-------- SELECTED TEXT
Beauty in the Eye of the Judicial Beholder
Posted: 24 May 2011 Last revised: 28 May 2011
Date Written: May 23, 2011
Humans tend to demonstrate strong preferences for images they consider aesthetically pleasing. Aesthetic preferences often manifest themselves in the law, and are especially relevant to forms of intellectual property protection for visual designs, works, marks, and aspects of celebrity publicity. This study uses empirical data from human subject experiments to examine what influences aesthetic preferences may have on the validity and infringement of visual intellectual property: design patents, trademarks, copyrights, and rights of publicity. In a comprehensive study of every design patent litigated to a final adjudication between 2005 and 2011, design patents held to be invalid tended to be the least attractive, those held to be valid but not infringed tended to be intermediate in attractiveness, and those held to be valid and infringed tended to be the most attractive. These results challenge current design patent doctrine, in which the patentability of designs is generally independent of aesthetic considerations, and may have implications for other intellectual property doctrines, such as the fair use defense in copyright, trademark, and rights of celebrity publicity. In addition to implications for legal doctrine, evolutionary, neurobiological, and cultural explanations are evaluated as potential explanations for aesthetic preferences in visual intellectual property.
----------------
-------- EXTRACTED RECORDS
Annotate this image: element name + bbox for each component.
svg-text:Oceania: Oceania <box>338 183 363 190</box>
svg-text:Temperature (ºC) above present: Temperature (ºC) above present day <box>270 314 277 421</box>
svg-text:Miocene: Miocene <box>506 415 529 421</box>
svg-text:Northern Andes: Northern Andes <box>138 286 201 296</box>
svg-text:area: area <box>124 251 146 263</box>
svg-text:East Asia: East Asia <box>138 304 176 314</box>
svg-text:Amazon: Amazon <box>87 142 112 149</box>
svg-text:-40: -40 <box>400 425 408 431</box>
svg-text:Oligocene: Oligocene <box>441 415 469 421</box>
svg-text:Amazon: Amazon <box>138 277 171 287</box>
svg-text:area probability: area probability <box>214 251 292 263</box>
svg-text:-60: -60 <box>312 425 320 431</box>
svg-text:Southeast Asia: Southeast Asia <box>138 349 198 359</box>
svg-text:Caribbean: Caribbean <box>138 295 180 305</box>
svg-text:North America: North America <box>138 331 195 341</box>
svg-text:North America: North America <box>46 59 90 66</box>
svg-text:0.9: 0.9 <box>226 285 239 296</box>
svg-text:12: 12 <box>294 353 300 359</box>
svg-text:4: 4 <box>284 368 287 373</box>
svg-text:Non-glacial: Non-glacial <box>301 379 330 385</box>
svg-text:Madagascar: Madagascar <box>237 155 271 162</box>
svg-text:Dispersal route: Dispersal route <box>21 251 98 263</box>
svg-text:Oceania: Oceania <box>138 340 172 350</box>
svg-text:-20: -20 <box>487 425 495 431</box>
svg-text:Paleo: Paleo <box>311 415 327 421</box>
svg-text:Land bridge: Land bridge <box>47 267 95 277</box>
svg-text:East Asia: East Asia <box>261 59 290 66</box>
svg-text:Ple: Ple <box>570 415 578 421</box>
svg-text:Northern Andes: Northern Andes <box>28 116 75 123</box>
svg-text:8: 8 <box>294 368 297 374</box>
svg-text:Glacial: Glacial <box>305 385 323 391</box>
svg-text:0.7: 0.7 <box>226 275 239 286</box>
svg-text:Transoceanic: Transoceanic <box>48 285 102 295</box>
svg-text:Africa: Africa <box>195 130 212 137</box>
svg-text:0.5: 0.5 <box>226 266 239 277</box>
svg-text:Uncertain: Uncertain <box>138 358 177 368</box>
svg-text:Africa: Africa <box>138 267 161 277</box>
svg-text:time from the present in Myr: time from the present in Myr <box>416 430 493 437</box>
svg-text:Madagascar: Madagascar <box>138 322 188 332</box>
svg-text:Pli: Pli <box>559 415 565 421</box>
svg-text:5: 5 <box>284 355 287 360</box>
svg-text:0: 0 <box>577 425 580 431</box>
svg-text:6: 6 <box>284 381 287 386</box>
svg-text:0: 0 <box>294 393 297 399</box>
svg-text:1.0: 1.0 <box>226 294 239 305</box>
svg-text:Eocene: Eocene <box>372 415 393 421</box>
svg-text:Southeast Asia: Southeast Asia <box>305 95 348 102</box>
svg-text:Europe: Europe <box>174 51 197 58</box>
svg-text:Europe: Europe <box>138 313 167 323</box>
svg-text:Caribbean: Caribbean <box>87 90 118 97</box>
----------------
*EXERCISE INSTRUCTIONS:*
Answer these questions about "Beauty in the Eye of the Judicial Beholder":
1. On what date was it written?
2. Between which years were the design patents in the study litigated to a final adjudication?
3. Which design patents tended to be the most attractive?

*ANSWER AREA:*
1. May 23, 2011
2. Between 2005 and 2011
3. Those held to be valid and infringed